#### [Requirement]
Take the material and output all of it exactly.

* * *

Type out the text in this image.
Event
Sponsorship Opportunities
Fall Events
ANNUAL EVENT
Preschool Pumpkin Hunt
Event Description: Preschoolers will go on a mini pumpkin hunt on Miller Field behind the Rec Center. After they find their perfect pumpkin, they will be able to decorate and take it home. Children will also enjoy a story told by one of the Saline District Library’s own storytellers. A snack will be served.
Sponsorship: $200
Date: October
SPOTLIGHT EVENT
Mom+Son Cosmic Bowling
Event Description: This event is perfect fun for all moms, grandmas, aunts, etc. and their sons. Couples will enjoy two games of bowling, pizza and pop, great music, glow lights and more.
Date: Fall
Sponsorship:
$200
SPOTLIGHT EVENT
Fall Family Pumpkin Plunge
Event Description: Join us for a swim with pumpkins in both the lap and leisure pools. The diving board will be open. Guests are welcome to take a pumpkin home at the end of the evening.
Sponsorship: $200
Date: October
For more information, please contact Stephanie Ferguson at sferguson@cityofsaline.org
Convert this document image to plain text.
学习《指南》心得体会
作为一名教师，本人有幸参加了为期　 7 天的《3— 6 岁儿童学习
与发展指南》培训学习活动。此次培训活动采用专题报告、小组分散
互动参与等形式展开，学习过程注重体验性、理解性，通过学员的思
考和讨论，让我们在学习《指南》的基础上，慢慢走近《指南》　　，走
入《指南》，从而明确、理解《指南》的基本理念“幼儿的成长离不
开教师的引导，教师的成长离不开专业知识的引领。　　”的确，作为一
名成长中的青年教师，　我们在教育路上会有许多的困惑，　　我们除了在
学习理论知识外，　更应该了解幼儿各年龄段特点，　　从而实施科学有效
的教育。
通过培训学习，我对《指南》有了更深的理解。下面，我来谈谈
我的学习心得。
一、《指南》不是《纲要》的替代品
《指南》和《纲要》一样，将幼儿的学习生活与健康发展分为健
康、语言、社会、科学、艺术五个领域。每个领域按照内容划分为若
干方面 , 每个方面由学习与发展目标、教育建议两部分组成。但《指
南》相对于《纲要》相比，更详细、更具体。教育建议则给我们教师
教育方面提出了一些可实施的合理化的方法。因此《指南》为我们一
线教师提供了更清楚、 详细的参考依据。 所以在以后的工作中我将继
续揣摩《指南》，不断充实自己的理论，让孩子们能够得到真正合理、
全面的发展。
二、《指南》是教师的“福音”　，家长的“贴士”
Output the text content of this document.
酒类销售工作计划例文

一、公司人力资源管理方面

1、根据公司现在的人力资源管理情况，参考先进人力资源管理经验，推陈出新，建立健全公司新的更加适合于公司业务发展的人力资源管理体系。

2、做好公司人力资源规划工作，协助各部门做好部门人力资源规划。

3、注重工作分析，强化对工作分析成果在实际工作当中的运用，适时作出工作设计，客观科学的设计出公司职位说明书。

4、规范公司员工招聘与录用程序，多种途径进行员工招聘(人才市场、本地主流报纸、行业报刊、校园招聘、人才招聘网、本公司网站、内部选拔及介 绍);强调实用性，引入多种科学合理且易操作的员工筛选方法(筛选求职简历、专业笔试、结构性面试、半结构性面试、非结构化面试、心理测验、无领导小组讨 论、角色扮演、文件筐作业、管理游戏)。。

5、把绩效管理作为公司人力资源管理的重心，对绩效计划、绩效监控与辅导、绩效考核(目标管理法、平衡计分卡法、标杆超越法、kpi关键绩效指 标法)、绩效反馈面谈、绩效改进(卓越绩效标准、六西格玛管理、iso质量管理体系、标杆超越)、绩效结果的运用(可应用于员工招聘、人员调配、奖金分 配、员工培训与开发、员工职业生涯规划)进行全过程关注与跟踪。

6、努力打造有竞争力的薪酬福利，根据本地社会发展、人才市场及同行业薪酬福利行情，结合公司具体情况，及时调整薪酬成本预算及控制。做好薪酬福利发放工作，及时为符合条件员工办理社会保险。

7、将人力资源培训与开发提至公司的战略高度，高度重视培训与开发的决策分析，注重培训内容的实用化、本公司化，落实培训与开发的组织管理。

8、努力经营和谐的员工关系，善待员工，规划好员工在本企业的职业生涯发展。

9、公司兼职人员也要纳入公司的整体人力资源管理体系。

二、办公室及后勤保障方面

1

* * *

#### [Output for this task]
Type out the text in this image.
Event
Sponsorship Opportunities
Fall Events
ANNUAL EVENT
Preschool Pumpkin Hunt
Event Description: Preschoolers will go on a mini pumpkin hunt on Miller Field behind the Rec Center. After they find their perfect pumpkin, they will be able to decorate and take it home. Children will also enjoy a story told by one of the Saline District Library’s own storytellers. A snack will be served.
Sponsorship: $200
Date: October
SPOTLIGHT EVENT
Mom+Son Cosmic Bowling
Event Description: This event is perfect fun for all moms, grandmas, aunts, etc. and their sons. Couples will enjoy two games of bowling, pizza and pop, great music, glow lights and more.
Date: Fall
Sponsorship:
$200
SPOTLIGHT EVENT
Fall Family Pumpkin Plunge
Event Description: Join us for a swim with pumpkins in both the lap and leisure pools. The diving board will be open. Guests are welcome to take a pumpkin home at the end of the evening.
Sponsorship: $200
Date: October
For more information, please contact Stephanie Ferguson at sferguson@cityofsaline.org
Convert this document image to plain text.
学习《指南》心得体会
作为一名教师，本人有幸参加了为期　 7 天的《3— 6 岁儿童学习
与发展指南》培训学习活动。此次培训活动采用专题报告、小组分散
互动参与等形式展开，学习过程注重体验性、理解性，通过学员的思
考和讨论，让我们在学习《指南》的基础上，慢慢走近《指南》　　，走
入《指南》，从而明确、理解《指南》的基本理念“幼儿的成长离不
开教师的引导，教师的成长离不开专业知识的引领。　　”的确，作为一
名成长中的青年教师，　我们在教育路上会有许多的困惑，　　我们除了在
学习理论知识外，　更应该了解幼儿各年龄段特点，　　从而实施科学有效
的教育。
通过培训学习，我对《指南》有了更深的理解。下面，我来谈谈
我的学习心得。
一、《指南》不是《纲要》的替代品
《指南》和《纲要》一样，将幼儿的学习生活与健康发展分为健
康、语言、社会、科学、艺术五个领域。每个领域按照内容划分为若
干方面 , 每个方面由学习与发展目标、教育建议两部分组成。但《指
南》相对于《纲要》相比，更详细、更具体。教育建议则给我们教师
教育方面提出了一些可实施的合理化的方法。因此《指南》为我们一
线教师提供了更清楚、 详细的参考依据。 所以在以后的工作中我将继
续揣摩《指南》，不断充实自己的理论，让孩子们能够得到真正合理、
全面的发展。
二、《指南》是教师的“福音”　，家长的“贴士”
Output the text content of this document.
酒类销售工作计划例文

一、公司人力资源管理方面

1、根据公司现在的人力资源管理情况，参考先进人力资源管理经验，推陈出新，建立健全公司新的更加适合于公司业务发展的人力资源管理体系。

2、做好公司人力资源规划工作，协助各部门做好部门人力资源规划。

3、注重工作分析，强化对工作分析成果在实际工作当中的运用，适时作出工作设计，客观科学的设计出公司职位说明书。

4、规范公司员工招聘与录用程序，多种途径进行员工招聘(人才市场、本地主流报纸、行业报刊、校园招聘、人才招聘网、本公司网站、内部选拔及介 绍);强调实用性，引入多种科学合理且易操作的员工筛选方法(筛选求职简历、专业笔试、结构性面试、半结构性面试、非结构化面试、心理测验、无领导小组讨 论、角色扮演、文件筐作业、管理游戏)。。

5、把绩效管理作为公司人力资源管理的重心，对绩效计划、绩效监控与辅导、绩效考核(目标管理法、平衡计分卡法、标杆超越法、kpi关键绩效指 标法)、绩效反馈面谈、绩效改进(卓越绩效标准、六西格玛管理、iso质量管理体系、标杆超越)、绩效结果的运用(可应用于员工招聘、人员调配、奖金分 配、员工培训与开发、员工职业生涯规划)进行全过程关注与跟踪。

6、努力打造有竞争力的薪酬福利，根据本地社会发展、人才市场及同行业薪酬福利行情，结合公司具体情况，及时调整薪酬成本预算及控制。做好薪酬福利发放工作，及时为符合条件员工办理社会保险。

7、将人力资源培训与开发提至公司的战略高度，高度重视培训与开发的决策分析，注重培训内容的实用化、本公司化，落实培训与开发的组织管理。

8、努力经营和谐的员工关系，善待员工，规划好员工在本企业的职业生涯发展。

9、公司兼职人员也要纳入公司的整体人力资源管理体系。

二、办公室及后勤保障方面

1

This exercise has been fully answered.